- [What you need to do]:
Output each line exactly as it appears, skipping any embedded picture.

- [Collected data entries]:
## start
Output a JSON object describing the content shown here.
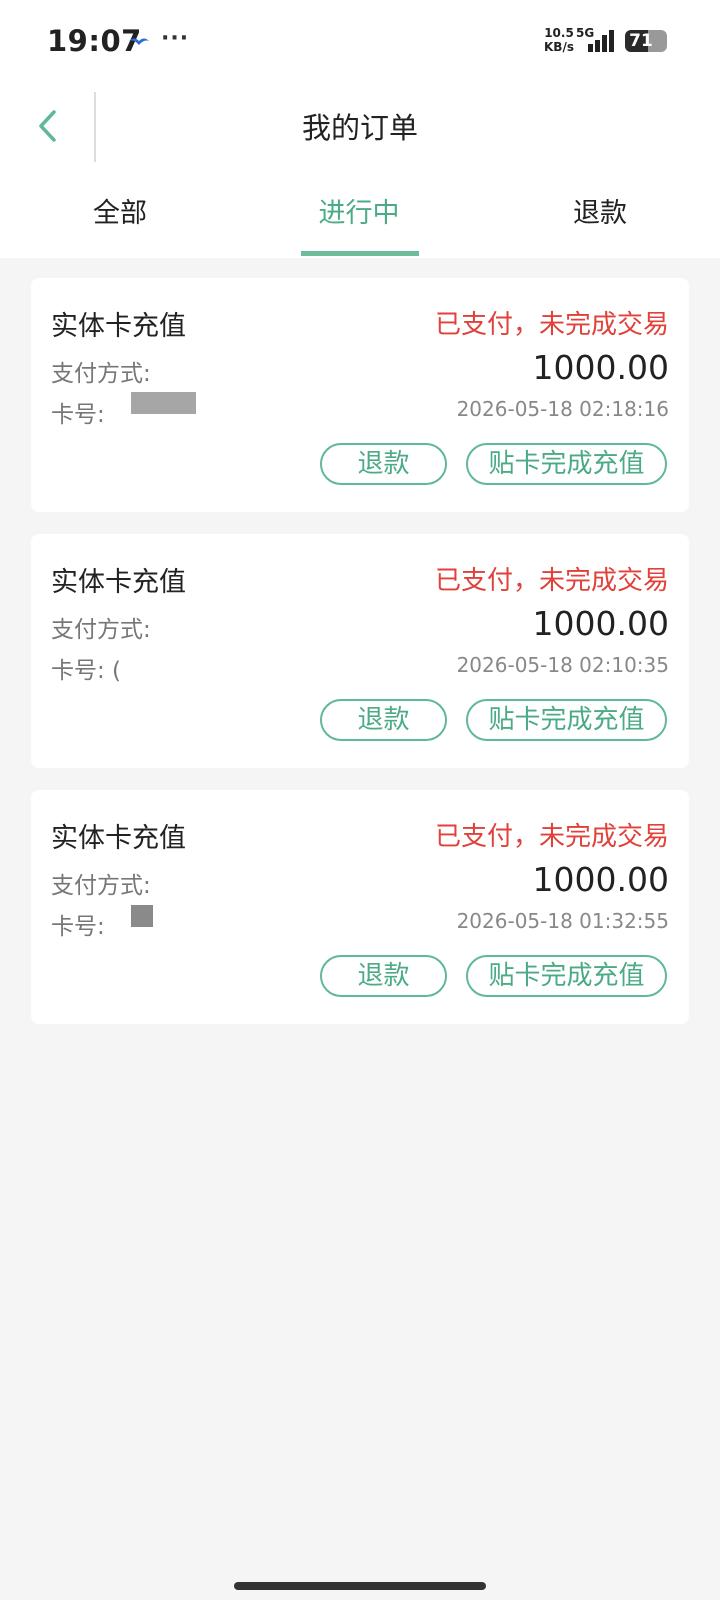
{
  "status_bar": {
    "time": "19:07",
    "dots": "···",
    "speed_value": "10.5",
    "speed_unit": "KB/s",
    "network": "5G",
    "battery": "71",
    "battery_level_percent": 71
  },
  "nav": {
    "title": "我的订单"
  },
  "tabs": [
    {
      "label": "全部"
    },
    {
      "label": "进行中"
    },
    {
      "label": "退款"
    }
  ],
  "orders": [
    {
      "title": "实体卡充值",
      "status": "已支付，未完成交易",
      "pay_label": "支付方式:",
      "amount": "1000.00",
      "card_label": "卡号:",
      "time": "2026-05-18 02:18:16",
      "refund_button": "退款",
      "complete_button": "贴卡完成充值"
    },
    {
      "title": "实体卡充值",
      "status": "已支付，未完成交易",
      "pay_label": "支付方式:",
      "amount": "1000.00",
      "card_label": "卡号: (",
      "time": "2026-05-18 02:10:35",
      "refund_button": "退款",
      "complete_button": "贴卡完成充值"
    },
    {
      "title": "实体卡充值",
      "status": "已支付，未完成交易",
      "pay_label": "支付方式:",
      "amount": "1000.00",
      "card_label": "卡号:",
      "time": "2026-05-18 01:32:55",
      "refund_button": "退款",
      "complete_button": "贴卡完成充值"
    }
  ],
  "colors": {
    "accent": "#4bab85",
    "status_red": "#e0413a",
    "background": "#f5f5f5"
  },
  "icons": {
    "back": "chevron-left-icon",
    "bird": "bird-icon",
    "signal": "signal-icon",
    "battery": "battery-icon"
  }
}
## end
- [Solution]:
Output a JSON object describing the content shown here.
{
  "status_bar": {
    "time": "19:07",
    "dots": "···",
    "speed_value": "10.5",
    "speed_unit": "KB/s",
    "network": "5G",
    "battery": "71",
    "battery_level_percent": 71
  },
  "nav": {
    "title": "我的订单"
  },
  "tabs": [
    {
      "label": "全部"
    },
    {
      "label": "进行中"
    },
    {
      "label": "退款"
    }
  ],
  "orders": [
    {
      "title": "实体卡充值",
      "status": "已支付，未完成交易",
      "pay_label": "支付方式:",
      "amount": "1000.00",
      "card_label": "卡号:",
      "time": "2026-05-18 02:18:16",
      "refund_button": "退款",
      "complete_button": "贴卡完成充值"
    },
    {
      "title": "实体卡充值",
      "status": "已支付，未完成交易",
      "pay_label": "支付方式:",
      "amount": "1000.00",
      "card_label": "卡号: (",
      "time": "2026-05-18 02:10:35",
      "refund_button": "退款",
      "complete_button": "贴卡完成充值"
    },
    {
      "title": "实体卡充值",
      "status": "已支付，未完成交易",
      "pay_label": "支付方式:",
      "amount": "1000.00",
      "card_label": "卡号:",
      "time": "2026-05-18 01:32:55",
      "refund_button": "退款",
      "complete_button": "贴卡完成充值"
    }
  ],
  "colors": {
    "accent": "#4bab85",
    "status_red": "#e0413a",
    "background": "#f5f5f5"
  },
  "icons": {
    "back": "chevron-left-icon",
    "bird": "bird-icon",
    "signal": "signal-icon",
    "battery": "battery-icon"
  }
}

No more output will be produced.